* [The exercise]
Below are some entries; can you quote all of them exactly?

* [Provided records]
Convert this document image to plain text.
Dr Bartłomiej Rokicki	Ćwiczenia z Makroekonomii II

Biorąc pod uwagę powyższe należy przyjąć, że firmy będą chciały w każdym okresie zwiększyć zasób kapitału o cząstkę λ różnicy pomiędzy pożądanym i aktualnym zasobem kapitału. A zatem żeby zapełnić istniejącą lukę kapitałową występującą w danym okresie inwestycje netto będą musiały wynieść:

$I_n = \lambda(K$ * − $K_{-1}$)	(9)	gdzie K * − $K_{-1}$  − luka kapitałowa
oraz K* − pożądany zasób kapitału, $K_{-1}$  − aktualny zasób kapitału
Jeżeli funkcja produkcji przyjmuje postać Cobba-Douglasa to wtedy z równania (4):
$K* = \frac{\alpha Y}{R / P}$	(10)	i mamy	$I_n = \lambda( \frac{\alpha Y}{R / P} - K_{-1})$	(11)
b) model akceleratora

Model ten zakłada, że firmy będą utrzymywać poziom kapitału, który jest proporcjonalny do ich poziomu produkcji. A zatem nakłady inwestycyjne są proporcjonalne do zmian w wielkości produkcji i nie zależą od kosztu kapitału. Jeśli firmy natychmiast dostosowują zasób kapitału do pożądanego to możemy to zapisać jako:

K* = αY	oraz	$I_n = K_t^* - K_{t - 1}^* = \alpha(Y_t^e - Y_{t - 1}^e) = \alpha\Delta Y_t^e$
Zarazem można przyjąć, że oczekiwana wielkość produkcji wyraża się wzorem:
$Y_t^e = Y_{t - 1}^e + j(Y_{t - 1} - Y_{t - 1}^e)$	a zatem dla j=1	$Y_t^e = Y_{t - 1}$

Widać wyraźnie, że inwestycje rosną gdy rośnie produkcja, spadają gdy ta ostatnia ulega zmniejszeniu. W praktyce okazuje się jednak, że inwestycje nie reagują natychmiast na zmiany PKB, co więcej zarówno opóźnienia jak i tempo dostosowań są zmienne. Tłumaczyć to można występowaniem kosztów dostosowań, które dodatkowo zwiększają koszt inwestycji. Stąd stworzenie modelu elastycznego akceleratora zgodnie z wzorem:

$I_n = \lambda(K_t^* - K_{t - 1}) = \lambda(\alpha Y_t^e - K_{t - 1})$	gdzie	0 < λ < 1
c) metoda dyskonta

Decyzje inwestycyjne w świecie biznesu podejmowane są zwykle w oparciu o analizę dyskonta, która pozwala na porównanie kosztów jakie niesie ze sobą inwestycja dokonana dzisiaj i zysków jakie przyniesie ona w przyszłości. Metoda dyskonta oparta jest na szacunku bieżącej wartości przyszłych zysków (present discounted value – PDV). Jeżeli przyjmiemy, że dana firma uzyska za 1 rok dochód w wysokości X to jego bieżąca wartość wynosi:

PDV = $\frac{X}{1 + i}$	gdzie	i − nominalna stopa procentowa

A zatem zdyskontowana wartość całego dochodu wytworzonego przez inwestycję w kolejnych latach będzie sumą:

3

* [Result for this exercise]
Convert this document image to plain text.
Dr Bartłomiej Rokicki	Ćwiczenia z Makroekonomii II

Biorąc pod uwagę powyższe należy przyjąć, że firmy będą chciały w każdym okresie zwiększyć zasób kapitału o cząstkę λ różnicy pomiędzy pożądanym i aktualnym zasobem kapitału. A zatem żeby zapełnić istniejącą lukę kapitałową występującą w danym okresie inwestycje netto będą musiały wynieść:

$I_n = \lambda(K$ * − $K_{-1}$)	(9)	gdzie K * − $K_{-1}$  − luka kapitałowa
oraz K* − pożądany zasób kapitału, $K_{-1}$  − aktualny zasób kapitału
Jeżeli funkcja produkcji przyjmuje postać Cobba-Douglasa to wtedy z równania (4):
$K* = \frac{\alpha Y}{R / P}$	(10)	i mamy	$I_n = \lambda( \frac{\alpha Y}{R / P} - K_{-1})$	(11)
b) model akceleratora

Model ten zakłada, że firmy będą utrzymywać poziom kapitału, który jest proporcjonalny do ich poziomu produkcji. A zatem nakłady inwestycyjne są proporcjonalne do zmian w wielkości produkcji i nie zależą od kosztu kapitału. Jeśli firmy natychmiast dostosowują zasób kapitału do pożądanego to możemy to zapisać jako:

K* = αY	oraz	$I_n = K_t^* - K_{t - 1}^* = \alpha(Y_t^e - Y_{t - 1}^e) = \alpha\Delta Y_t^e$
Zarazem można przyjąć, że oczekiwana wielkość produkcji wyraża się wzorem:
$Y_t^e = Y_{t - 1}^e + j(Y_{t - 1} - Y_{t - 1}^e)$	a zatem dla j=1	$Y_t^e = Y_{t - 1}$

Widać wyraźnie, że inwestycje rosną gdy rośnie produkcja, spadają gdy ta ostatnia ulega zmniejszeniu. W praktyce okazuje się jednak, że inwestycje nie reagują natychmiast na zmiany PKB, co więcej zarówno opóźnienia jak i tempo dostosowań są zmienne. Tłumaczyć to można występowaniem kosztów dostosowań, które dodatkowo zwiększają koszt inwestycji. Stąd stworzenie modelu elastycznego akceleratora zgodnie z wzorem:

$I_n = \lambda(K_t^* - K_{t - 1}) = \lambda(\alpha Y_t^e - K_{t - 1})$	gdzie	0 < λ < 1
c) metoda dyskonta

Decyzje inwestycyjne w świecie biznesu podejmowane są zwykle w oparciu o analizę dyskonta, która pozwala na porównanie kosztów jakie niesie ze sobą inwestycja dokonana dzisiaj i zysków jakie przyniesie ona w przyszłości. Metoda dyskonta oparta jest na szacunku bieżącej wartości przyszłych zysków (present discounted value – PDV). Jeżeli przyjmiemy, że dana firma uzyska za 1 rok dochód w wysokości X to jego bieżąca wartość wynosi:

PDV = $\frac{X}{1 + i}$	gdzie	i − nominalna stopa procentowa

A zatem zdyskontowana wartość całego dochodu wytworzonego przez inwestycję w kolejnych latach będzie sumą:

3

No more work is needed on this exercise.